» **Set problem**: From the records below, copy every line that contains the word "วมเสนอราคาต".

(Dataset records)
(begin)

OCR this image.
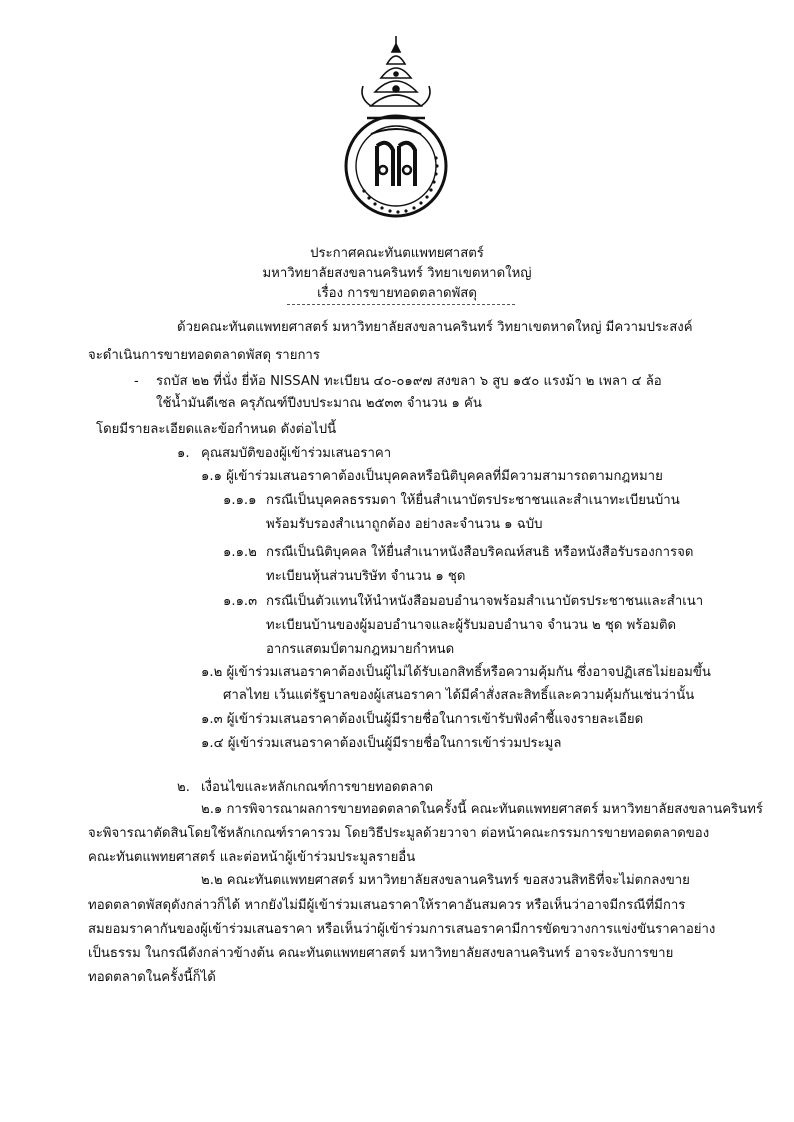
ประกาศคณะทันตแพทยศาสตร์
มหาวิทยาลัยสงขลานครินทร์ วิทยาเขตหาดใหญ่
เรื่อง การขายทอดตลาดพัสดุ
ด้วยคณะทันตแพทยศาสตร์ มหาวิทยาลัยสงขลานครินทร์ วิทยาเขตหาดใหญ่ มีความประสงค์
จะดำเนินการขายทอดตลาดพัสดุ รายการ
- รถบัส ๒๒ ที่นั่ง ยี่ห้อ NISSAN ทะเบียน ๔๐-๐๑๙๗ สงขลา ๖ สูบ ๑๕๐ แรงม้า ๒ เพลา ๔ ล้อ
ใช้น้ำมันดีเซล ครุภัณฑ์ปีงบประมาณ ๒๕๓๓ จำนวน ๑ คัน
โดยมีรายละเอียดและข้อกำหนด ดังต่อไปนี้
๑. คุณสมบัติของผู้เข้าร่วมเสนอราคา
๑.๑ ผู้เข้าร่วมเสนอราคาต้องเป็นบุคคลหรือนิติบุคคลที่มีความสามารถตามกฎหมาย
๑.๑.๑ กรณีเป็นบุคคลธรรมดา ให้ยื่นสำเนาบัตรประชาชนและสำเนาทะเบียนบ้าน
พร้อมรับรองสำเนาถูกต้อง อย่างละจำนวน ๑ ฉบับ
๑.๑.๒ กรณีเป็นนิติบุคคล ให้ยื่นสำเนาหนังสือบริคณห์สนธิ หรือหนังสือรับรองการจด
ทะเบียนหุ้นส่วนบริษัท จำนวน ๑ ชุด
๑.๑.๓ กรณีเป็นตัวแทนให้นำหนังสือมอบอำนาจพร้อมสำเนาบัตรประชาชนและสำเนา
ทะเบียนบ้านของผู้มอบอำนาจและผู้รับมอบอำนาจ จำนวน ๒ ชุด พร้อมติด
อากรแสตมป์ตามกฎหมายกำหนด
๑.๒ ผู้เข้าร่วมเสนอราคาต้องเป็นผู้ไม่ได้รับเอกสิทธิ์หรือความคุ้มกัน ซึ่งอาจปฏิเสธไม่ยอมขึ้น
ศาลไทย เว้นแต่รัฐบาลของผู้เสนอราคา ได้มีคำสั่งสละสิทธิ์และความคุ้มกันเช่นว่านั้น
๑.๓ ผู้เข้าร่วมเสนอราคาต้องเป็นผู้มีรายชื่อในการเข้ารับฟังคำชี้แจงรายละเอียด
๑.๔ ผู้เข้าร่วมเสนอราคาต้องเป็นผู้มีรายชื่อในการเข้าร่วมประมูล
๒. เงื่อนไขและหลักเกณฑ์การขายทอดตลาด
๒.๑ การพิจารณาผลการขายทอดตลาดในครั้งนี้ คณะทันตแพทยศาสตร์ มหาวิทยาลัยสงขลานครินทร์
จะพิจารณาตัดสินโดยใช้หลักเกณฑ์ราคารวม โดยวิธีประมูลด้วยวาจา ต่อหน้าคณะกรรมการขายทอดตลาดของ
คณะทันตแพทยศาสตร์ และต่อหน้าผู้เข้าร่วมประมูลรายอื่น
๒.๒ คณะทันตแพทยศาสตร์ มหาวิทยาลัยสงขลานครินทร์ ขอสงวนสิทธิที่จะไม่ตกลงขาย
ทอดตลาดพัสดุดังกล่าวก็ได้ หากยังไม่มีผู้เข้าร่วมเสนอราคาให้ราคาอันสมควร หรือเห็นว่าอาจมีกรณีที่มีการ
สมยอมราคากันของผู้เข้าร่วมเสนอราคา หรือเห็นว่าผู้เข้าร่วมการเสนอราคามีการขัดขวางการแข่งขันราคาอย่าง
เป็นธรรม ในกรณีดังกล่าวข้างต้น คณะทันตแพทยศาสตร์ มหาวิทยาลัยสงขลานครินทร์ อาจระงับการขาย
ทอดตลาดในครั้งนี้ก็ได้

(end)

» **Expected answer**:
๑.๑ ผู้เข้าร่วมเสนอราคาต้องเป็นบุคคลหรือนิติบุคคลที่มีความสามารถตามกฎหมาย
๑.๒ ผู้เข้าร่วมเสนอราคาต้องเป็นผู้ไม่ได้รับเอกสิทธิ์หรือความคุ้มกัน ซึ่งอาจปฏิเสธไม่ยอมขึ้น
๑.๓ ผู้เข้าร่วมเสนอราคาต้องเป็นผู้มีรายชื่อในการเข้ารับฟังคำชี้แจงรายละเอียด
๑.๔ ผู้เข้าร่วมเสนอราคาต้องเป็นผู้มีรายชื่อในการเข้าร่วมประมูล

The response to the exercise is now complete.